# GOAL OF THE EXERCISE
Continue the passage on managing binge eating from the point where it ends, keeping its tone and format.
(TEXT PASSAGE begins)
Binge eating disorder affects 3-5% of women (about 5 million) and 2 % of men (3 million). (souce)

Binge eating disorder can leave you feeling stressed, depressed, and out of control. Often times it feels as if no matter how hard you try to control your eating, you’re never fully able to. If this sounds like you, read below for some tips and tricks on how to manage binge eating. 

  • Manage stress. One of the most important aspects of controlling binge eating is to find alternate ways to handle stress and other overwhelming feelings without using food. These may include exercising, meditating, using sensory relaxation strategies, and practicing simple breathing exercises.
  • Don’t Skip Meals.  Eating breakfast jump starts your metabolism in the morning. Follow breakfast with a balanced lunch and dinner, and healthy snacks in between. Stick to scheduled mealtimes, as skipping meals often leads to binge eating later in the day.
  • Avoid Your Binge Foods. You’re much more likely to overeat if you have junk food, desserts, and unhealthy snacks in the house. Remove the temptation by clearing your fridge and cupboards of your favorite binge foods.
  • Stop dieting. The deprivation and hunger of strict dieting can trigger food cravings and the urge to overeat. Instead of dieting, focus on eating in moderation. Find nutritious foods that you enjoy and eat only until you feel content, not uncomfortably stuffed. Avoid banning certain foods as this can make you crave them even more.
  • Exercise. Not only will exercise help you lose weight in a healthy way, but it also lifts depression, improves overall health, and reduces stress. The natural mood-boosting effects of exercise can help put a stop to emotional eating.
  • Fight boredom. Instead of snacking when you’re bored, distract yourself. Take a walk, call a friend, read, or take up a hobby such as painting or gardening.
(TEXT PASSAGE ends)
(DATA EXTRACTS begins)
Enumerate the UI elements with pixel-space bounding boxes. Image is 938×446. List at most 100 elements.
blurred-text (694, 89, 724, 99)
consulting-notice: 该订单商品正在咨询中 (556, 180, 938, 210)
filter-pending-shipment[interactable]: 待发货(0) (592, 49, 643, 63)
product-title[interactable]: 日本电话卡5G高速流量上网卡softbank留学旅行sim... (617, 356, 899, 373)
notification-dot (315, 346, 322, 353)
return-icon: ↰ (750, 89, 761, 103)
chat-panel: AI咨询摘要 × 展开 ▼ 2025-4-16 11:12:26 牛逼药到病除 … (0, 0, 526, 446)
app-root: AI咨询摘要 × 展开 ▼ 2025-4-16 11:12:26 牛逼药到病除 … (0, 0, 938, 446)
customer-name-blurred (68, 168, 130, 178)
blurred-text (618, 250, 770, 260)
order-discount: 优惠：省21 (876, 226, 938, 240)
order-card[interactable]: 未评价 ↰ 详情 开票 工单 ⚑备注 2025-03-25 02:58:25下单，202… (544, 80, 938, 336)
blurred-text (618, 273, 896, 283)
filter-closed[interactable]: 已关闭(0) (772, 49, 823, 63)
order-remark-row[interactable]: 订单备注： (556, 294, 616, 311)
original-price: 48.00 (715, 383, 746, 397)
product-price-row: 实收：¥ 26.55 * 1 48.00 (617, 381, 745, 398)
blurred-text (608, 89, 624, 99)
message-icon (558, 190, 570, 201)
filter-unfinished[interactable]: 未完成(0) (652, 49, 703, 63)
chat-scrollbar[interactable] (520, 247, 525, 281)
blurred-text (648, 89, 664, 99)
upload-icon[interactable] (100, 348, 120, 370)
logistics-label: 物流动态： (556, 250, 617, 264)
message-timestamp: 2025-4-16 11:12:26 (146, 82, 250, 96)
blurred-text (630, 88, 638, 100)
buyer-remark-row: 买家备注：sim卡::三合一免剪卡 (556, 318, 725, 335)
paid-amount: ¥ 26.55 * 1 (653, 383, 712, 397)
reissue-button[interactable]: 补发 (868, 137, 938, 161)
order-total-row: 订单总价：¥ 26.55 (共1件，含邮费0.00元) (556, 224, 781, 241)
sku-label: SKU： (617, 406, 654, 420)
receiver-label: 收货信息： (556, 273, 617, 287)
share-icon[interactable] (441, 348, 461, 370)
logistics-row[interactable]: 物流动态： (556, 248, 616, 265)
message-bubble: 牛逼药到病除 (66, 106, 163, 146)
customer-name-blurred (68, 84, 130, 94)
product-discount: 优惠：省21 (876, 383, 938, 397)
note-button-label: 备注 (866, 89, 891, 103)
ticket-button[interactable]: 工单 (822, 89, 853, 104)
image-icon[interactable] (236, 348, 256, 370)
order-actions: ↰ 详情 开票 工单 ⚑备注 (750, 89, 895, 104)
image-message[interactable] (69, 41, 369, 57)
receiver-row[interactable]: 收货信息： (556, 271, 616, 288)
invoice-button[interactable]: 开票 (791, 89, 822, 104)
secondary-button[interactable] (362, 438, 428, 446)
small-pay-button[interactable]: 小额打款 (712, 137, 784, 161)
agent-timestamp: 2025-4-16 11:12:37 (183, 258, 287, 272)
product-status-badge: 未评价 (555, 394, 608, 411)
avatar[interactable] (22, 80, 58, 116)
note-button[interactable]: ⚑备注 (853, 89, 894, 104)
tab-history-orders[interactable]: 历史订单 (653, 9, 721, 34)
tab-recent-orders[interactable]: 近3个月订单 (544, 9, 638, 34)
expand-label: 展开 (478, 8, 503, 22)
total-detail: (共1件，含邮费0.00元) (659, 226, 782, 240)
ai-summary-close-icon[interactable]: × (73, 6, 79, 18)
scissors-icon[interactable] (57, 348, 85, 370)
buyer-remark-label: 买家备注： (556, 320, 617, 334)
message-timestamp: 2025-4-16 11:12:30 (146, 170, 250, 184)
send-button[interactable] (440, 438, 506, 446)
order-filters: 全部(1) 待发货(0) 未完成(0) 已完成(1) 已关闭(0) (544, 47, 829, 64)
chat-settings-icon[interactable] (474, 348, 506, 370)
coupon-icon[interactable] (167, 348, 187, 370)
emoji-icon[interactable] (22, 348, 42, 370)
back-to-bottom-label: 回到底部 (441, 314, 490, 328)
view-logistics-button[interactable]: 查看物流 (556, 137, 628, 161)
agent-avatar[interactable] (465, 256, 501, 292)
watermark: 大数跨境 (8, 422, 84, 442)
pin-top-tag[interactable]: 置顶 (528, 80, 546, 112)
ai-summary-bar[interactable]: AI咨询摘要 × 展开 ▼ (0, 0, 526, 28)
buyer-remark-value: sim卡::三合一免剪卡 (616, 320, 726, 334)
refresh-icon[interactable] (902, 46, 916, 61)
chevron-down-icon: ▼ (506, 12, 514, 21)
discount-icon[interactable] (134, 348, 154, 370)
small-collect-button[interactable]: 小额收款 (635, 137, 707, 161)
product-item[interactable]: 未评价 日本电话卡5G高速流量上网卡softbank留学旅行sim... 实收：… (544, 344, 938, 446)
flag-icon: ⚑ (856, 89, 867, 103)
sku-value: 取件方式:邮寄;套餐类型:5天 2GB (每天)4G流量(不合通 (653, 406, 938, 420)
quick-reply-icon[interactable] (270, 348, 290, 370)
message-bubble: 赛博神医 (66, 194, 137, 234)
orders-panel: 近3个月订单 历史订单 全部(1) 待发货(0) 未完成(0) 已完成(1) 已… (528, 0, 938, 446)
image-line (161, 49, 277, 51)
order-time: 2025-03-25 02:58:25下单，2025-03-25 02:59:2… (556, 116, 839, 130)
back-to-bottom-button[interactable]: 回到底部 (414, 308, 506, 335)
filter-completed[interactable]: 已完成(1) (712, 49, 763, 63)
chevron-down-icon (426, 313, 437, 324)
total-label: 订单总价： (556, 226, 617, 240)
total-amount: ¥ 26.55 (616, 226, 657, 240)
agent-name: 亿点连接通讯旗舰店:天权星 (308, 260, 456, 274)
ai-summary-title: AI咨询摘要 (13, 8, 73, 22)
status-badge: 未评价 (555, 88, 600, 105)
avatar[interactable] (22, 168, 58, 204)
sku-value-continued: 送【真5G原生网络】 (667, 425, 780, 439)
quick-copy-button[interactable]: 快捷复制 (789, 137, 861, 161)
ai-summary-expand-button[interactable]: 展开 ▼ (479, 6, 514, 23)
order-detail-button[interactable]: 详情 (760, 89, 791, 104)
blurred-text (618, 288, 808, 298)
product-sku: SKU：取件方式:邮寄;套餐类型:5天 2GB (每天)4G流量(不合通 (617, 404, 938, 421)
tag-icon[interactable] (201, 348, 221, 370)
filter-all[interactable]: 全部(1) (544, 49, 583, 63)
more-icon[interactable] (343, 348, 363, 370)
(DATA EXTRACTS ends)
# RESULT
  • Get enough sleep. If you’re tired, you may want to keep eating in order to boost your energy. Take a nap or go to bed earlier instead.
  • Listen to your body. Learn to distinguish between physical and emotional hunger. If you ate recently and don’t have a rumbling stomach, you’re probably not really hungry. Give the craving time to pass.
  • Keep a food diary. Write down what you eat, when, how much, and how you’re feeling when you eat. You may see patterns emerge that reveal the connection between your moods and binge eating.
  • Get support. You’re more likely to succumb to binge eating triggers if you lack a solid support network. Talking helps, even if it’s not with a professional. Lean on family and friends, join a support group, and if possible consult a therapist.

(SOURCE

All of the above tips are steps that I took to help overcome binge eating and they’re the same steps that I give to people everyday. Please, if you feel like there is no way out, know that there is a light at the end of the tunnel. You are not alone and you can beat this! 

* Please do not remove credit of images or steal them, I made all images above*

~ Dani (little-miss-curvy)

(via backonpointe)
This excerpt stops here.